** Exercise objective **
Transcribe the records that follow, preserving every word.

(Recorded data)
══════
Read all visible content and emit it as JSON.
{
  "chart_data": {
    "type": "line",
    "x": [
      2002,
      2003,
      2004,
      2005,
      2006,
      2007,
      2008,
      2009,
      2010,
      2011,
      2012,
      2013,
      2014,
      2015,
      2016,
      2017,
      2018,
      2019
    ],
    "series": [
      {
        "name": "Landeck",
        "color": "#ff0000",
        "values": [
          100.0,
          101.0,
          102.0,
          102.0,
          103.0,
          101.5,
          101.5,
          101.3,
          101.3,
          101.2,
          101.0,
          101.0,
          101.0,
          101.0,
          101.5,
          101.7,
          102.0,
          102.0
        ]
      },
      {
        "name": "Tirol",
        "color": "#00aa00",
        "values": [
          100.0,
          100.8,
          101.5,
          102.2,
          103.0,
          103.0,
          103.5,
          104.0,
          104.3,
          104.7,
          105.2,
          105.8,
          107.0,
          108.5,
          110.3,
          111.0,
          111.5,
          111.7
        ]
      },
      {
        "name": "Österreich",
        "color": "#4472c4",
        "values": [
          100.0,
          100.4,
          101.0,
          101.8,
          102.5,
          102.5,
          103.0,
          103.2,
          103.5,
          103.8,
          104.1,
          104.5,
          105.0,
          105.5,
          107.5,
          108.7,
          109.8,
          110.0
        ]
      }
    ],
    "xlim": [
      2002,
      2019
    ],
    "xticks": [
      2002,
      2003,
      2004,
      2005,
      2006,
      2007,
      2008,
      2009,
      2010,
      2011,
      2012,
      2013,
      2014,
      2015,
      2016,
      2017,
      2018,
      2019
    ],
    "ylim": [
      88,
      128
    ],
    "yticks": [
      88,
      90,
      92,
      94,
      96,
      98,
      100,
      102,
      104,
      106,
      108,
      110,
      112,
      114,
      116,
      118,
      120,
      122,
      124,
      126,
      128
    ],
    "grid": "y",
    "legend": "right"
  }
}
══════
** Answer to the task **
Read all visible content and emit it as JSON.
{
  "chart_data": {
    "type": "line",
    "x": [
      2002,
      2003,
      2004,
      2005,
      2006,
      2007,
      2008,
      2009,
      2010,
      2011,
      2012,
      2013,
      2014,
      2015,
      2016,
      2017,
      2018,
      2019
    ],
    "series": [
      {
        "name": "Landeck",
        "color": "#ff0000",
        "values": [
          100.0,
          101.0,
          102.0,
          102.0,
          103.0,
          101.5,
          101.5,
          101.3,
          101.3,
          101.2,
          101.0,
          101.0,
          101.0,
          101.0,
          101.5,
          101.7,
          102.0,
          102.0
        ]
      },
      {
        "name": "Tirol",
        "color": "#00aa00",
        "values": [
          100.0,
          100.8,
          101.5,
          102.2,
          103.0,
          103.0,
          103.5,
          104.0,
          104.3,
          104.7,
          105.2,
          105.8,
          107.0,
          108.5,
          110.3,
          111.0,
          111.5,
          111.7
        ]
      },
      {
        "name": "Österreich",
        "color": "#4472c4",
        "values": [
          100.0,
          100.4,
          101.0,
          101.8,
          102.5,
          102.5,
          103.0,
          103.2,
          103.5,
          103.8,
          104.1,
          104.5,
          105.0,
          105.5,
          107.5,
          108.7,
          109.8,
          110.0
        ]
      }
    ],
    "xlim": [
      2002,
      2019
    ],
    "xticks": [
      2002,
      2003,
      2004,
      2005,
      2006,
      2007,
      2008,
      2009,
      2010,
      2011,
      2012,
      2013,
      2014,
      2015,
      2016,
      2017,
      2018,
      2019
    ],
    "ylim": [
      88,
      128
    ],
    "yticks": [
      88,
      90,
      92,
      94,
      96,
      98,
      100,
      102,
      104,
      106,
      108,
      110,
      112,
      114,
      116,
      118,
      120,
      122,
      124,
      126,
      128
    ],
    "grid": "y",
    "legend": "right"
  }
}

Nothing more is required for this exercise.